• [TASK INSTRUCTIONS]
Give back the full listing verbatim, apart from its images.
____ DATA EXTRACT
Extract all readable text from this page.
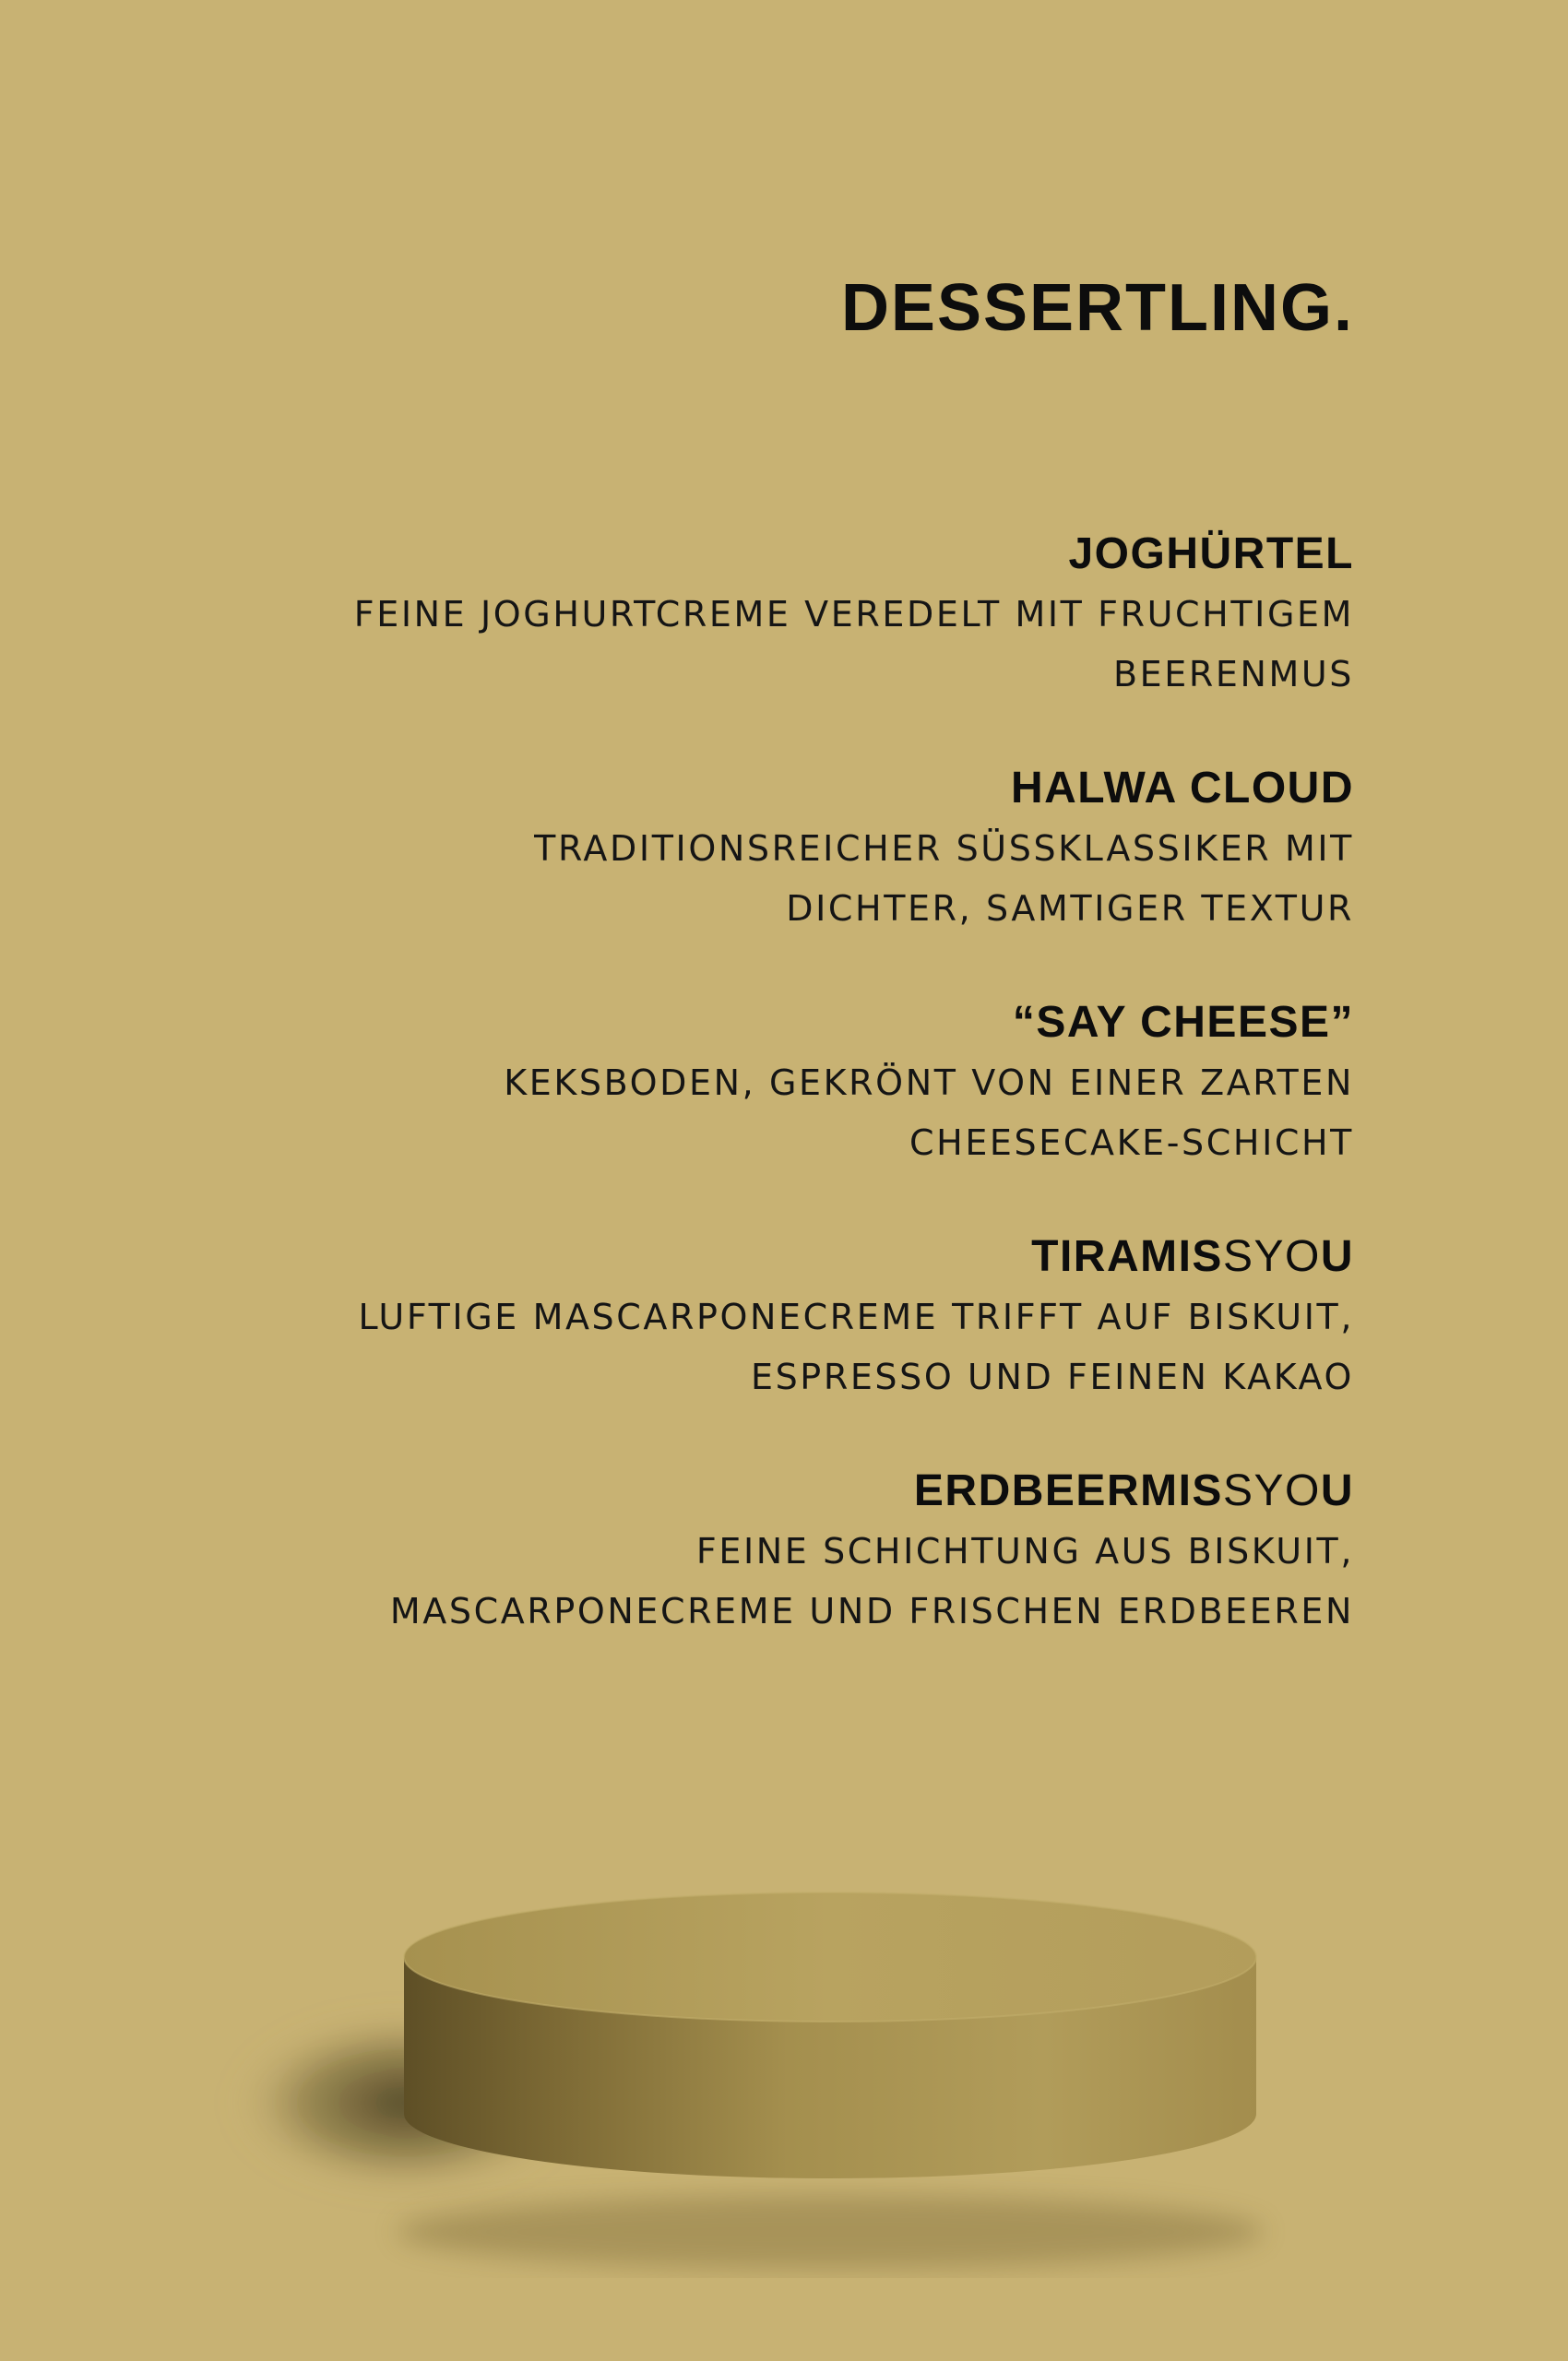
DESSERTLING.

JOGHÜRTEL

FEINE JOGHURTCREME VEREDELT MIT FRUCHTIGEM
BEERENMUS

HALWA CLOUD

TRADITIONSREICHER SÜSSKLASSIKER MIT
DICHTER, SAMTIGER TEXTUR

“SAY CHEESE”

KEKSBODEN, GEKRÖNT VON EINER ZARTEN
CHEESECAKE-SCHICHT

TIRAMISSYOU

LUFTIGE MASCARPONECREME TRIFFT AUF BISKUIT,
ESPRESSO UND FEINEN KAKAO

ERDBEERMISSYOU

FEINE SCHICHTUNG AUS BISKUIT,
MASCARPONECREME UND FRISCHEN ERDBEEREN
________
• [IN RESPONSE]
Extract all readable text from this page.
DESSERTLING.

JOGHÜRTEL

FEINE JOGHURTCREME VEREDELT MIT FRUCHTIGEM
BEERENMUS

HALWA CLOUD

TRADITIONSREICHER SÜSSKLASSIKER MIT
DICHTER, SAMTIGER TEXTUR

“SAY CHEESE”

KEKSBODEN, GEKRÖNT VON EINER ZARTEN
CHEESECAKE-SCHICHT

TIRAMISSYOU

LUFTIGE MASCARPONECREME TRIFFT AUF BISKUIT,
ESPRESSO UND FEINEN KAKAO

ERDBEERMISSYOU

FEINE SCHICHTUNG AUS BISKUIT,
MASCARPONECREME UND FRISCHEN ERDBEEREN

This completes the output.